◆ WHAT THE TASK ASKS
Copy the records from the line that contains "series-baseline-y: -640nT <box>35" through the line that contains "chart-date: 2025/06/04 <box>576", and replace every "x-tick-label" with "x-tick-text". Leave all else unchanged.
-=-=-
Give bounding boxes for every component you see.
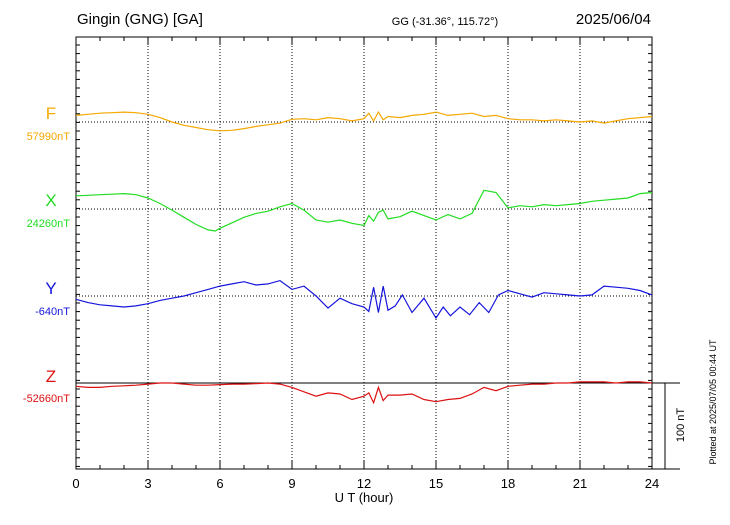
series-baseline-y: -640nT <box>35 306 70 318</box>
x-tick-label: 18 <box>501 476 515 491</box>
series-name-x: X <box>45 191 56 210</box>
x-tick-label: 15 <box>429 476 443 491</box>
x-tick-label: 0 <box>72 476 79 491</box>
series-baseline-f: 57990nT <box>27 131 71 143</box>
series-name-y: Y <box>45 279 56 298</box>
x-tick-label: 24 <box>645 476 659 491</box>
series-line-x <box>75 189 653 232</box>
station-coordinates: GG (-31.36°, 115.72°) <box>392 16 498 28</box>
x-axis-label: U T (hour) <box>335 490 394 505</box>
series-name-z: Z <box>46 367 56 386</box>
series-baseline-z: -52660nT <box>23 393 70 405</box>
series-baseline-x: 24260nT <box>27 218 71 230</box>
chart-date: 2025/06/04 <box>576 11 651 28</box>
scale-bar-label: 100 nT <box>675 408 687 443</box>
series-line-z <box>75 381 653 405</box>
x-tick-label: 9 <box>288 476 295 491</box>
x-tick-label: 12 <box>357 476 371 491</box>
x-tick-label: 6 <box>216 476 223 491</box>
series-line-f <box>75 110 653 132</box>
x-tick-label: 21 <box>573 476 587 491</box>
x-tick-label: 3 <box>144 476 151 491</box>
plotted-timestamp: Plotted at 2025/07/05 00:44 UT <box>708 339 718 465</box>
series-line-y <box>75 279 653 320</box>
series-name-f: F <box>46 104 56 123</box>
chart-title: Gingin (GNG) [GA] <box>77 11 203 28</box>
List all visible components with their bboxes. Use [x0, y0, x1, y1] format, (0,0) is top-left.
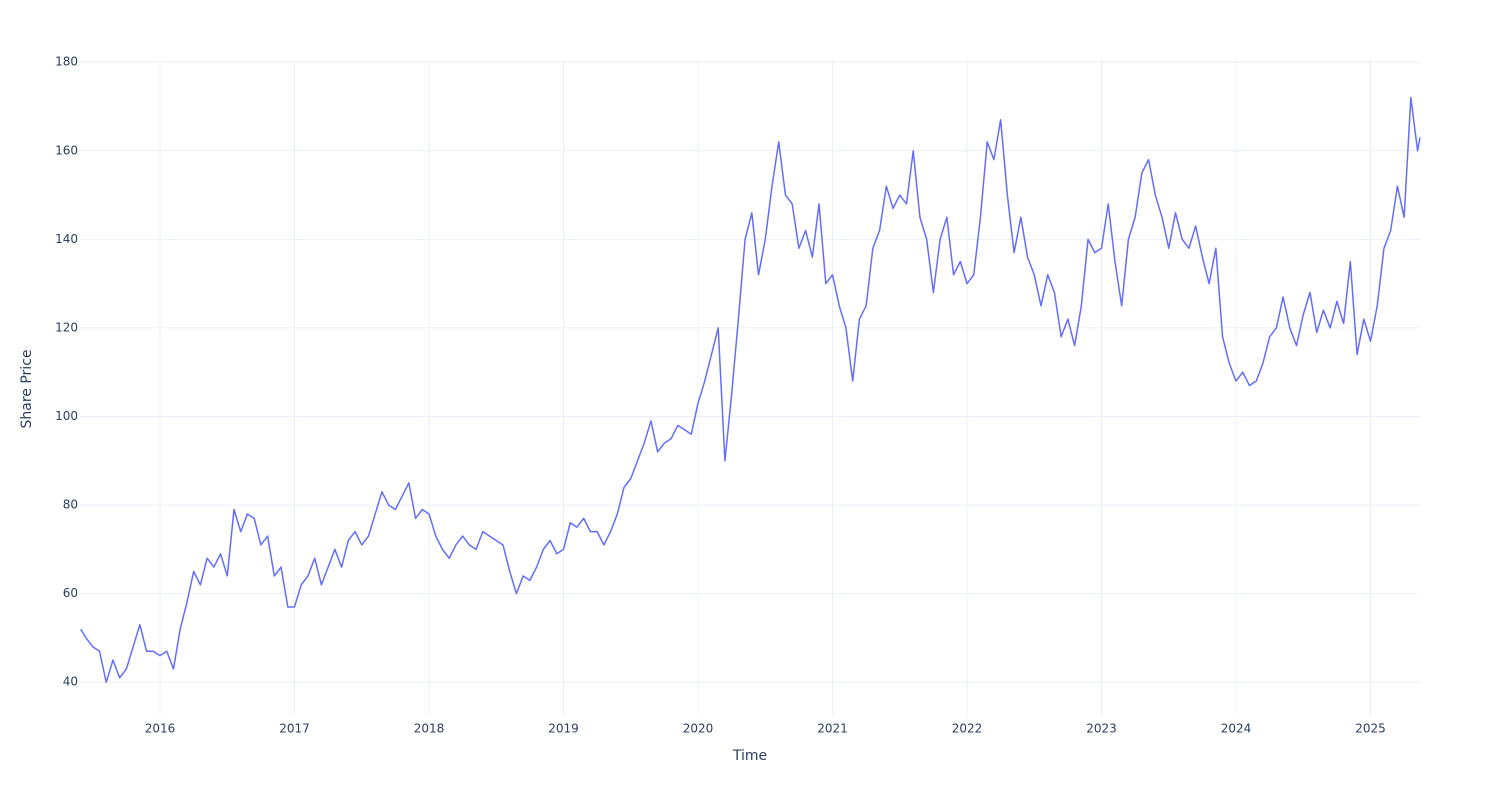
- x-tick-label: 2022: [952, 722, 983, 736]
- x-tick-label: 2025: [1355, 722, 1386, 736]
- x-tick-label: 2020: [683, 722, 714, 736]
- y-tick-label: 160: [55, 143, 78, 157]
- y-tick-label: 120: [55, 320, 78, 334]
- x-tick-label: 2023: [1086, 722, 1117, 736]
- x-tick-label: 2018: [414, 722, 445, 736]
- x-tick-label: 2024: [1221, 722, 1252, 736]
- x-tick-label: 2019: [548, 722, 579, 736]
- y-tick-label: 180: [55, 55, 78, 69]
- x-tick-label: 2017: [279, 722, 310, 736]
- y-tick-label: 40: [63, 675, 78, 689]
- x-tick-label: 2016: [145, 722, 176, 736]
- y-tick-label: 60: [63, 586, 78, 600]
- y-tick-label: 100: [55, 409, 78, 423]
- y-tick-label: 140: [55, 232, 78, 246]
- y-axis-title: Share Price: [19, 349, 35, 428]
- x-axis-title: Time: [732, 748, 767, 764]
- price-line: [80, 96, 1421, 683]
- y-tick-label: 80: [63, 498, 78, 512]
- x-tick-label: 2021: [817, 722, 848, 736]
-=-=-
◆ ANSWER
series-baseline-y: -640nT <box>35 306 70 318</box>
x-tick-text: 18 <box>501 476 515 491</box>
series-name-x: X <box>45 191 56 210</box>
x-tick-text: 15 <box>429 476 443 491</box>
x-tick-text: 0 <box>72 476 79 491</box>
series-baseline-f: 57990nT <box>27 131 71 143</box>
series-name-y: Y <box>45 279 56 298</box>
x-tick-text: 24 <box>645 476 659 491</box>
series-line-x <box>75 189 653 232</box>
station-coordinates: GG (-31.36°, 115.72°) <box>392 16 498 28</box>
x-axis-label: U T (hour) <box>335 490 394 505</box>
series-name-z: Z <box>46 367 56 386</box>
series-baseline-z: -52660nT <box>23 393 70 405</box>
series-baseline-x: 24260nT <box>27 218 71 230</box>
chart-date: 2025/06/04 <box>576 11 651 28</box>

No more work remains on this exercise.